Problems to solve:
**1.** According to the film review, who are the film's true stars?
**2.** Print the stretch of the film review from "It’s very hard" through "innocent and honest.".
**3.** According to the film review, why is the movie such a lovely effort?

* Start Excerpt *

It’s very hard not to like this movie; it’s enjoyable even in its FOX dubbed form (which will soon go out of print and be replaced by the Disney dub). The Totoro are memorable characters but in reality receive very little in the way of screen time. Satsuki and Mei are the film’s true stars and the reason it’s such a lovely effort is because Miyazaki perfectly catches a child’s sense of wonder. Everything is so perfectly innocent and honest.
Mei herself is at the age before children have come to understand social mores or general volume control. This is essentially licence to allow her to say anything, and very loudly. While Satsuki is less brutally honest, it’s their childish acceptance of circumstance and bizarre situations that makes the film such a delight. The other layer to their characters is that young children are, of course, prone to crying. These girls are not afraid of much, but when they do cry the drama quotient rises quite effectively. The final fifteen minutes of the film are quite harrowing and the very, very happy ending makes for a most excellent pay off.
Because I’m quite prone to crying (at anime) myself, I was hit.

* End Excerpt *
* Start Extracted records *

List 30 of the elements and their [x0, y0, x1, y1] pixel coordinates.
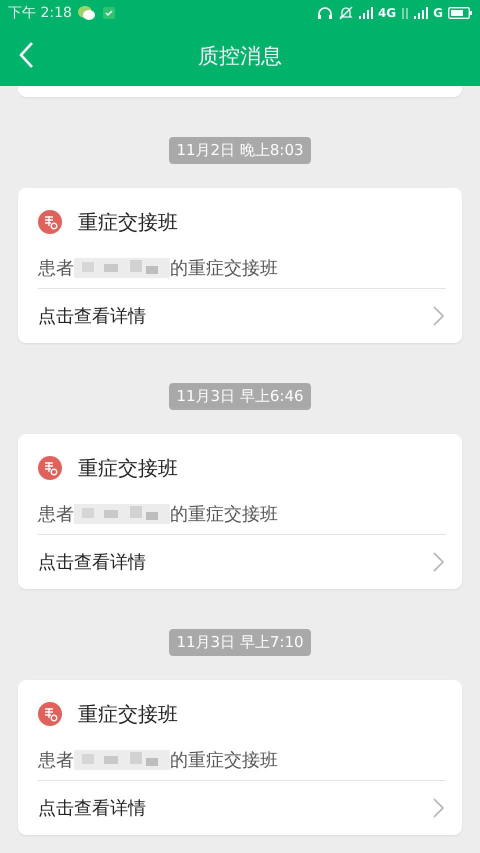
check-icon [102, 6, 116, 20]
details-link[interactable]: 点击查看详情 [38, 289, 446, 343]
timestamp: 11月3日 早上6:46 [169, 383, 311, 410]
chevron-icon [433, 798, 444, 818]
message-text: 患者 [38, 257, 74, 280]
details-link[interactable]: 点击查看详情 [38, 535, 446, 589]
signal-icon [414, 7, 428, 19]
message-text: 的重症交接班 [170, 749, 278, 772]
message-text: 的重症交接班 [170, 257, 278, 280]
network-label: G [433, 6, 443, 20]
chevron-icon [433, 306, 444, 326]
signal-icon [358, 7, 373, 19]
back-button[interactable] [18, 41, 34, 69]
headphones-icon [316, 6, 333, 20]
message-text: 的重症交接班 [170, 503, 278, 526]
status-time: 下午 2:18 [8, 4, 72, 22]
timestamp: 11月3日 早上7:10 [169, 629, 311, 656]
battery-icon [448, 7, 472, 19]
chat-icon [76, 5, 97, 21]
network-label: 4G [378, 6, 396, 20]
details-link[interactable]: 点击查看详情 [38, 781, 446, 835]
page-title: 质控消息 [198, 43, 282, 70]
message-text: 患者 [38, 503, 74, 526]
timestamp: 11月2日 晚上8:03 [169, 137, 311, 164]
message-title: 重症交接班 [78, 454, 178, 482]
message-title: 重症交接班 [78, 700, 178, 728]
message-text: 患者 [38, 749, 74, 772]
message-title: 重症交接班 [78, 208, 178, 236]
chevron-icon [433, 552, 444, 572]
muted-bell-icon [338, 5, 354, 21]
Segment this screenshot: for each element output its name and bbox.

* End Extracted records *

Answers:
**1.** Satsuki and Mei are the film's true stars.

**2.**
It’s very hard not to like this movie; it’s enjoyable even in its FOX dubbed form (which will soon go out of print and be replaced by the Disney dub). The Totoro are memorable characters but in reality receive very little in the way of screen time. Satsuki and Mei are the film’s true stars and the reason it’s such a lovely effort is because Miyazaki perfectly catches a child’s sense of wonder. Everything is so perfectly innocent and honest.

**3.** Miyazaki perfectly catches a child's sense of wonder, so everything in it is perfectly innocent and honest.